++++ Input rows

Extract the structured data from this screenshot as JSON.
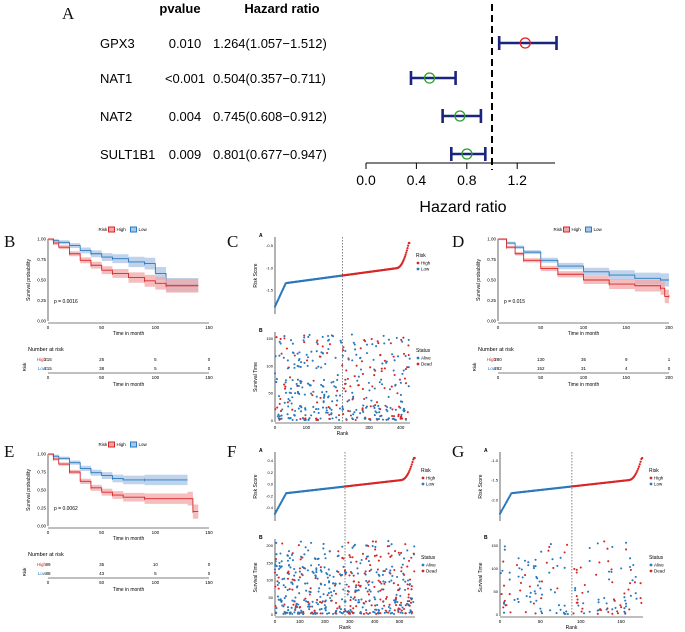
{
  "panel_letters": {
    "A": "A",
    "B": "B",
    "C": "C",
    "D": "D",
    "E": "E",
    "F": "F",
    "G": "G"
  },
  "chart_data": [
    {
      "panel": "A",
      "type": "forest",
      "headers": {
        "pvalue": "pvalue",
        "hazard": "Hazard ratio"
      },
      "rows": [
        {
          "gene": "GPX3",
          "pvalue": "0.010",
          "hr_text": "1.264(1.057−1.512)",
          "hr": 1.264,
          "lo": 1.057,
          "hi": 1.512,
          "color": "#d62728"
        },
        {
          "gene": "NAT1",
          "pvalue": "<0.001",
          "hr_text": "0.504(0.357−0.711)",
          "hr": 0.504,
          "lo": 0.357,
          "hi": 0.711,
          "color": "#2ca02c"
        },
        {
          "gene": "NAT2",
          "pvalue": "0.004",
          "hr_text": "0.745(0.608−0.912)",
          "hr": 0.745,
          "lo": 0.608,
          "hi": 0.912,
          "color": "#2ca02c"
        },
        {
          "gene": "SULT1B1",
          "pvalue": "0.009",
          "hr_text": "0.801(0.677−0.947)",
          "hr": 0.801,
          "lo": 0.677,
          "hi": 0.947,
          "color": "#2ca02c"
        }
      ],
      "xlim": [
        0.0,
        1.5
      ],
      "ticks": [
        "0.0",
        "0.4",
        "0.8",
        "1.2"
      ],
      "tick_values": [
        0.0,
        0.4,
        0.8,
        1.2
      ],
      "ref_line": 1.0,
      "xlabel": "Hazard ratio"
    },
    {
      "panel": "B",
      "type": "km",
      "legend": {
        "title": "Risk",
        "high": "High",
        "low": "Low"
      },
      "ylabel": "Survival probability",
      "xlabel": "Time in month",
      "yticks": [
        "1.00",
        "0.75",
        "0.50",
        "0.25",
        "0.00"
      ],
      "xticks": [
        "0",
        "50",
        "100",
        "150"
      ],
      "xmax": 150,
      "pvalue": "p = 0.0016",
      "high": [
        [
          0,
          1
        ],
        [
          5,
          0.95
        ],
        [
          10,
          0.9
        ],
        [
          20,
          0.82
        ],
        [
          30,
          0.74
        ],
        [
          40,
          0.68
        ],
        [
          50,
          0.62
        ],
        [
          60,
          0.58
        ],
        [
          75,
          0.53
        ],
        [
          90,
          0.49
        ],
        [
          100,
          0.46
        ],
        [
          110,
          0.43
        ],
        [
          140,
          0.43
        ]
      ],
      "low": [
        [
          0,
          1
        ],
        [
          5,
          0.98
        ],
        [
          10,
          0.96
        ],
        [
          20,
          0.92
        ],
        [
          30,
          0.86
        ],
        [
          40,
          0.82
        ],
        [
          50,
          0.78
        ],
        [
          60,
          0.76
        ],
        [
          75,
          0.72
        ],
        [
          90,
          0.7
        ],
        [
          100,
          0.58
        ],
        [
          110,
          0.44
        ],
        [
          140,
          0.44
        ]
      ],
      "band": 0.09,
      "risk": {
        "title": "Number at risk",
        "label": "Risk",
        "rows": [
          {
            "name": "High",
            "vals": [
              "215",
              "25",
              "5",
              "0"
            ]
          },
          {
            "name": "Low",
            "vals": [
              "215",
              "38",
              "5",
              "0"
            ]
          }
        ],
        "xlabel": "Time in month"
      }
    },
    {
      "panel": "C",
      "type": "risk_score",
      "n": 430,
      "cutoff": 215,
      "subA": "A",
      "subB": "B",
      "ylabelA": "Risk Score",
      "ylabelB": "Survival Time",
      "xlabel": "Rank",
      "legendA": {
        "title": "Risk",
        "items": [
          "High",
          "Low"
        ]
      },
      "legendB": {
        "title": "Status",
        "items": [
          "Alive",
          "Dead"
        ]
      },
      "xticks": [
        "0",
        "100",
        "200",
        "300",
        "400"
      ],
      "ymin": -1.5,
      "ymax": 2.0,
      "ytickA": [
        "-0.5",
        "-1.0",
        "-1.5"
      ],
      "ytickB": [
        "150",
        "100",
        "50",
        "0"
      ],
      "tmax": 160,
      "seed": 11
    },
    {
      "panel": "D",
      "type": "km",
      "legend": {
        "title": "Risk",
        "high": "High",
        "low": "Low"
      },
      "ylabel": "Survival probability",
      "xlabel": "Time in month",
      "yticks": [
        "1.00",
        "0.75",
        "0.50",
        "0.25",
        "0.00"
      ],
      "xticks": [
        "0",
        "50",
        "100",
        "150",
        "200"
      ],
      "xmax": 200,
      "pvalue": "p = 0.015",
      "high": [
        [
          0,
          1
        ],
        [
          10,
          0.9
        ],
        [
          20,
          0.82
        ],
        [
          30,
          0.74
        ],
        [
          50,
          0.64
        ],
        [
          70,
          0.57
        ],
        [
          100,
          0.5
        ],
        [
          130,
          0.45
        ],
        [
          160,
          0.43
        ],
        [
          190,
          0.4
        ],
        [
          195,
          0.3
        ],
        [
          200,
          0.3
        ]
      ],
      "low": [
        [
          0,
          1
        ],
        [
          10,
          0.95
        ],
        [
          20,
          0.9
        ],
        [
          30,
          0.84
        ],
        [
          50,
          0.74
        ],
        [
          70,
          0.67
        ],
        [
          100,
          0.6
        ],
        [
          130,
          0.56
        ],
        [
          160,
          0.52
        ],
        [
          190,
          0.5
        ],
        [
          200,
          0.5
        ]
      ],
      "band": 0.07,
      "risk": {
        "title": "Number at risk",
        "label": "Risk",
        "rows": [
          {
            "name": "High",
            "vals": [
              "280",
              "130",
              "35",
              "9",
              "1"
            ]
          },
          {
            "name": "Low",
            "vals": [
              "282",
              "152",
              "31",
              "4",
              "0"
            ]
          }
        ],
        "xlabel": "Time in month"
      }
    },
    {
      "panel": "E",
      "type": "km",
      "legend": {
        "title": "Risk",
        "high": "High",
        "low": "Low"
      },
      "ylabel": "Survival probability",
      "xlabel": "Time in month",
      "yticks": [
        "1.00",
        "0.75",
        "0.50",
        "0.25",
        "0.00"
      ],
      "xticks": [
        "0",
        "50",
        "100",
        "150"
      ],
      "xmax": 150,
      "pvalue": "p = 0.0062",
      "high": [
        [
          0,
          1
        ],
        [
          5,
          0.93
        ],
        [
          10,
          0.86
        ],
        [
          20,
          0.75
        ],
        [
          30,
          0.62
        ],
        [
          40,
          0.53
        ],
        [
          50,
          0.47
        ],
        [
          60,
          0.43
        ],
        [
          70,
          0.4
        ],
        [
          90,
          0.38
        ],
        [
          130,
          0.38
        ],
        [
          135,
          0.2
        ],
        [
          140,
          0.2
        ]
      ],
      "low": [
        [
          0,
          1
        ],
        [
          5,
          0.97
        ],
        [
          10,
          0.94
        ],
        [
          20,
          0.88
        ],
        [
          30,
          0.8
        ],
        [
          40,
          0.74
        ],
        [
          50,
          0.7
        ],
        [
          60,
          0.66
        ],
        [
          70,
          0.64
        ],
        [
          90,
          0.64
        ],
        [
          130,
          0.64
        ]
      ],
      "band": 0.09,
      "risk": {
        "title": "Number at risk",
        "label": "Risk",
        "rows": [
          {
            "name": "High",
            "vals": [
              "89",
              "35",
              "10",
              "0"
            ]
          },
          {
            "name": "Low",
            "vals": [
              "88",
              "43",
              "5",
              "0"
            ]
          }
        ],
        "xlabel": "Time in month"
      }
    },
    {
      "panel": "F",
      "type": "risk_score",
      "n": 562,
      "cutoff": 281,
      "subA": "A",
      "subB": "B",
      "ylabelA": "Risk Score",
      "ylabelB": "Survival Time",
      "xlabel": "Rank",
      "legendA": {
        "title": "Risk",
        "items": [
          "High",
          "Low"
        ]
      },
      "legendB": {
        "title": "Status",
        "items": [
          "Alive",
          "Dead"
        ]
      },
      "xticks": [
        "0",
        "100",
        "200",
        "300",
        "400",
        "500"
      ],
      "ymin": -0.8,
      "ymax": 0.5,
      "ytickA": [
        "0.4",
        "0.2",
        "0.0",
        "-0.2",
        "-0.4"
      ],
      "ytickB": [
        "200",
        "150",
        "100",
        "50",
        "0"
      ],
      "tmax": 220,
      "seed": 23
    },
    {
      "panel": "G",
      "type": "risk_score",
      "n": 177,
      "cutoff": 89,
      "subA": "A",
      "subB": "B",
      "ylabelA": "Risk Score",
      "ylabelB": "Survival Time",
      "xlabel": "Rank",
      "legendA": {
        "title": "Risk",
        "items": [
          "High",
          "Low"
        ]
      },
      "legendB": {
        "title": "Status",
        "items": [
          "Alive",
          "Dead"
        ]
      },
      "xticks": [
        "0",
        "50",
        "100",
        "150"
      ],
      "ymin": -2.3,
      "ymax": -0.7,
      "ytickA": [
        "-1.0",
        "-1.5",
        "-2.0"
      ],
      "ytickB": [
        "150",
        "100",
        "50",
        "0"
      ],
      "tmax": 170,
      "seed": 37
    }
  ],
  "colors": {
    "high": "#d62728",
    "low": "#2a78bd",
    "high_band": "#f1a7a7",
    "low_band": "#a9c6e6",
    "forest_bar": "#1a237e"
  }
}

++++++++

- [What to do]:
Find the string "pvalue" in the listing and return every line that holds it.

- [Response below]:
        "pvalue": "pvalue",
          "pvalue": "0.010",
          "pvalue": "<0.001",
          "pvalue": "0.004",
          "pvalue": "0.009",
      "pvalue": "p = 0.0016",
      "pvalue": "p = 0.015",
      "pvalue": "p = 0.0062",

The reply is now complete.